§ **What to do**
From the records below, extract all the text exactly and leave the images behind.

[start of Data listing]

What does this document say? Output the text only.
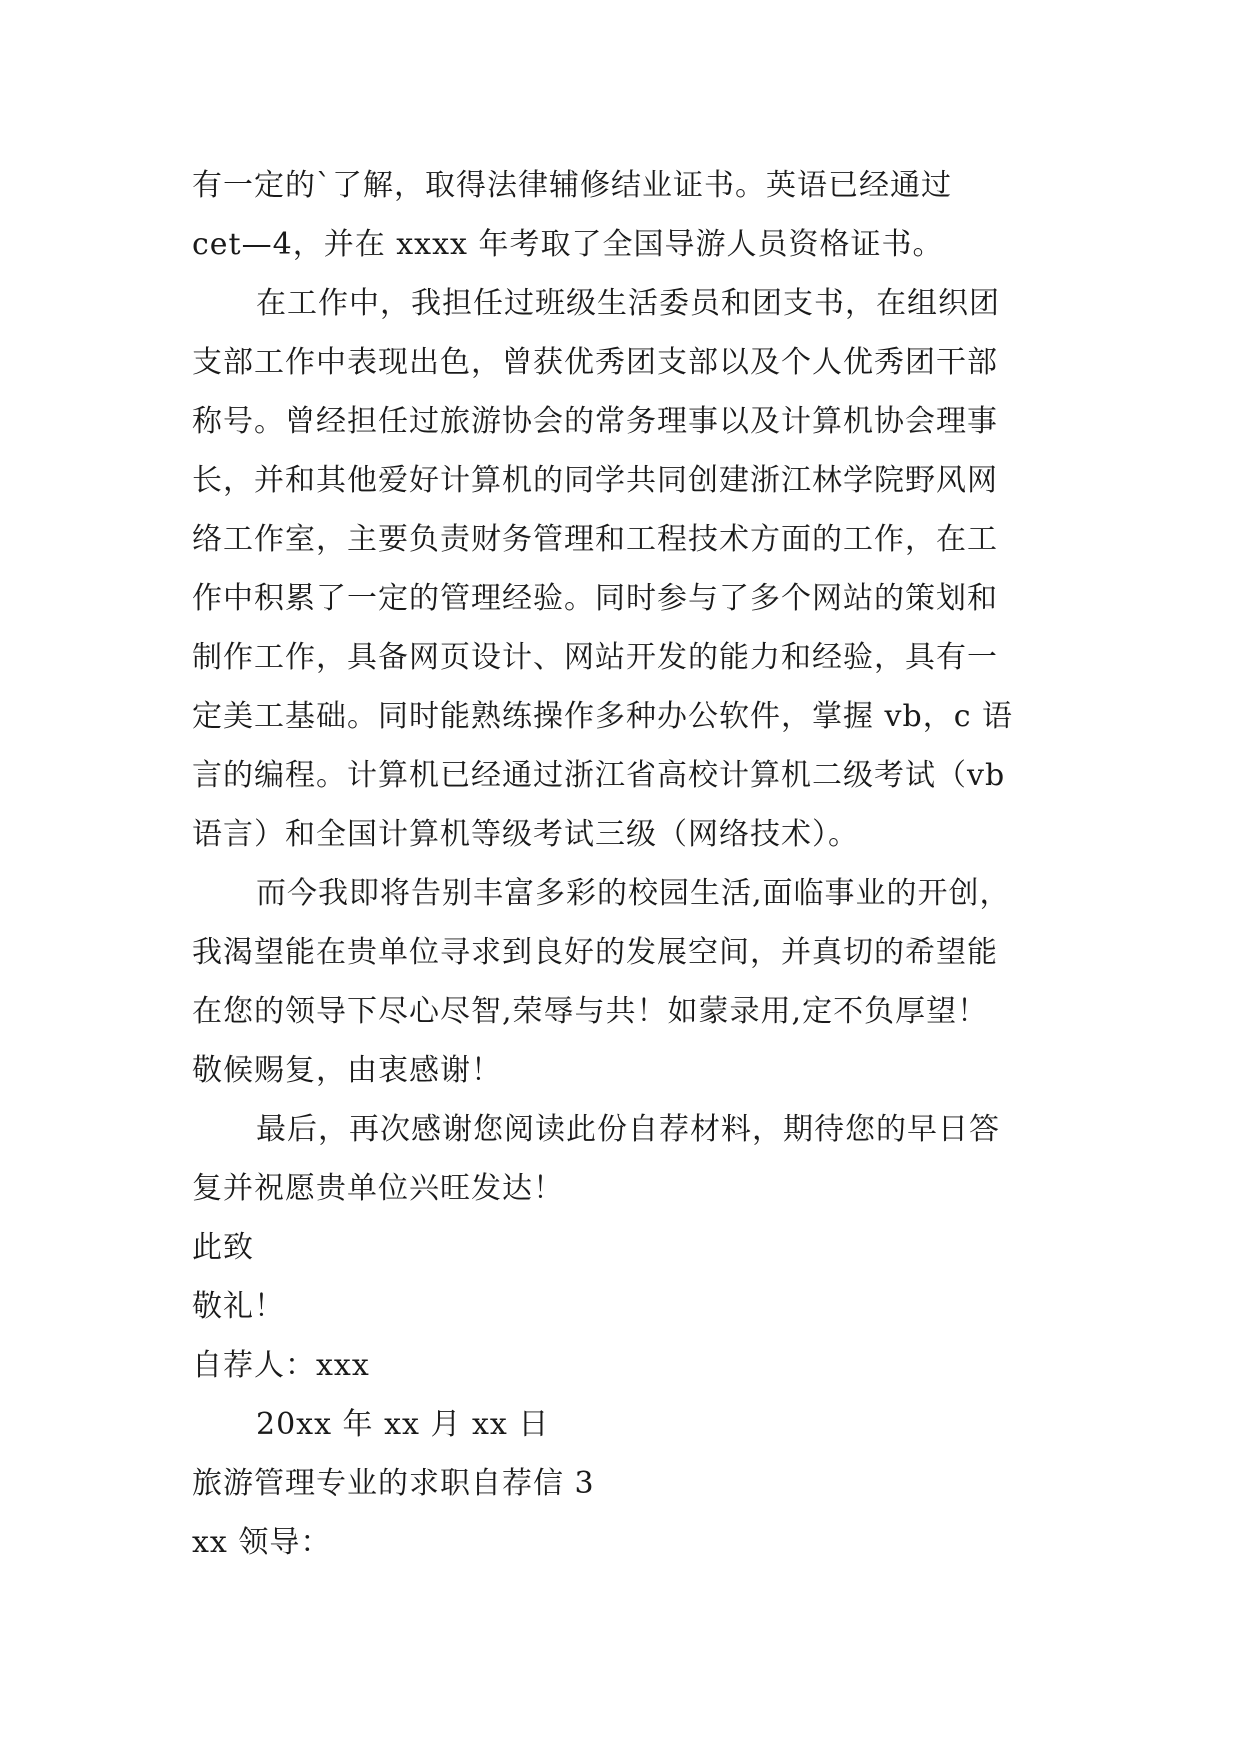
有一定的`了解，取得法律辅修结业证书。英语已经通过
cet—4，并在 xxxx 年考取了全国导游人员资格证书。
在工作中，我担任过班级生活委员和团支书，在组织团
支部工作中表现出色，曾获优秀团支部以及个人优秀团干部
称号。曾经担任过旅游协会的常务理事以及计算机协会理事
长，并和其他爱好计算机的同学共同创建浙江林学院野风网
络工作室，主要负责财务管理和工程技术方面的工作，在工
作中积累了一定的管理经验。同时参与了多个网站的策划和
制作工作，具备网页设计、网站开发的能力和经验，具有一
定美工基础。同时能熟练操作多种办公软件，掌握 vb，c 语
言的编程。计算机已经通过浙江省高校计算机二级考试（vb
语言）和全国计算机等级考试三级（网络技术）。
而今我即将告别丰富多彩的校园生活,面临事业的开创，
我渴望能在贵单位寻求到良好的发展空间，并真切的希望能
在您的领导下尽心尽智,荣辱与共！如蒙录用,定不负厚望！
敬候赐复，由衷感谢！
最后，再次感谢您阅读此份自荐材料，期待您的早日答
复并祝愿贵单位兴旺发达！
此致
敬礼！
自荐人：xxx
20xx 年 xx 月 xx 日
旅游管理专业的求职自荐信 3
xx 领导：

[end of Data listing]

§ **Solution for this exercise**
What does this document say? Output the text only.
有一定的`了解，取得法律辅修结业证书。英语已经通过
cet—4，并在 xxxx 年考取了全国导游人员资格证书。
在工作中，我担任过班级生活委员和团支书，在组织团
支部工作中表现出色，曾获优秀团支部以及个人优秀团干部
称号。曾经担任过旅游协会的常务理事以及计算机协会理事
长，并和其他爱好计算机的同学共同创建浙江林学院野风网
络工作室，主要负责财务管理和工程技术方面的工作，在工
作中积累了一定的管理经验。同时参与了多个网站的策划和
制作工作，具备网页设计、网站开发的能力和经验，具有一
定美工基础。同时能熟练操作多种办公软件，掌握 vb，c 语
言的编程。计算机已经通过浙江省高校计算机二级考试（vb
语言）和全国计算机等级考试三级（网络技术）。
而今我即将告别丰富多彩的校园生活,面临事业的开创，
我渴望能在贵单位寻求到良好的发展空间，并真切的希望能
在您的领导下尽心尽智,荣辱与共！如蒙录用,定不负厚望！
敬候赐复，由衷感谢！
最后，再次感谢您阅读此份自荐材料，期待您的早日答
复并祝愿贵单位兴旺发达！
此致
敬礼！
自荐人：xxx
20xx 年 xx 月 xx 日
旅游管理专业的求职自荐信 3
xx 领导：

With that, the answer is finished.